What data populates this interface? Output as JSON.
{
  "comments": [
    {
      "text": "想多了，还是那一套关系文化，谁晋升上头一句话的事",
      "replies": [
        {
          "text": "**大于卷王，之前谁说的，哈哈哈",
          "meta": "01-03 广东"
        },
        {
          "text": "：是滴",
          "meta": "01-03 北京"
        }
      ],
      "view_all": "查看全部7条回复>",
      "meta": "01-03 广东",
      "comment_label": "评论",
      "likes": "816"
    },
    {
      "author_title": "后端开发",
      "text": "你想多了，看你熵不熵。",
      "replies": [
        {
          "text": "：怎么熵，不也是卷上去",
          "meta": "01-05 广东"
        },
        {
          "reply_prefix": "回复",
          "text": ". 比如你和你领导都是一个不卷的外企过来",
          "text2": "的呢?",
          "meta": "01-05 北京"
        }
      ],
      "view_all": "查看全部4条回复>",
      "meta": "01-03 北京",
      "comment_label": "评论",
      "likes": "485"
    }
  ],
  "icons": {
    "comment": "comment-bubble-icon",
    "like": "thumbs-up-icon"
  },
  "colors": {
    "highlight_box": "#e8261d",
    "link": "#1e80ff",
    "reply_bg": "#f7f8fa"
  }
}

□ □ □

◆ Task brief ◆
Reproduce the full listing word for word.

◆ The answer ◆
What data populates this interface? Output as JSON.
{
  "comments": [
    {
      "text": "想多了，还是那一套关系文化，谁晋升上头一句话的事",
      "replies": [
        {
          "text": "**大于卷王，之前谁说的，哈哈哈",
          "meta": "01-03 广东"
        },
        {
          "text": "：是滴",
          "meta": "01-03 北京"
        }
      ],
      "view_all": "查看全部7条回复>",
      "meta": "01-03 广东",
      "comment_label": "评论",
      "likes": "816"
    },
    {
      "author_title": "后端开发",
      "text": "你想多了，看你熵不熵。",
      "replies": [
        {
          "text": "：怎么熵，不也是卷上去",
          "meta": "01-05 广东"
        },
        {
          "reply_prefix": "回复",
          "text": ". 比如你和你领导都是一个不卷的外企过来",
          "text2": "的呢?",
          "meta": "01-05 北京"
        }
      ],
      "view_all": "查看全部4条回复>",
      "meta": "01-03 北京",
      "comment_label": "评论",
      "likes": "485"
    }
  ],
  "icons": {
    "comment": "comment-bubble-icon",
    "like": "thumbs-up-icon"
  },
  "colors": {
    "highlight_box": "#e8261d",
    "link": "#1e80ff",
    "reply_bg": "#f7f8fa"
  }
}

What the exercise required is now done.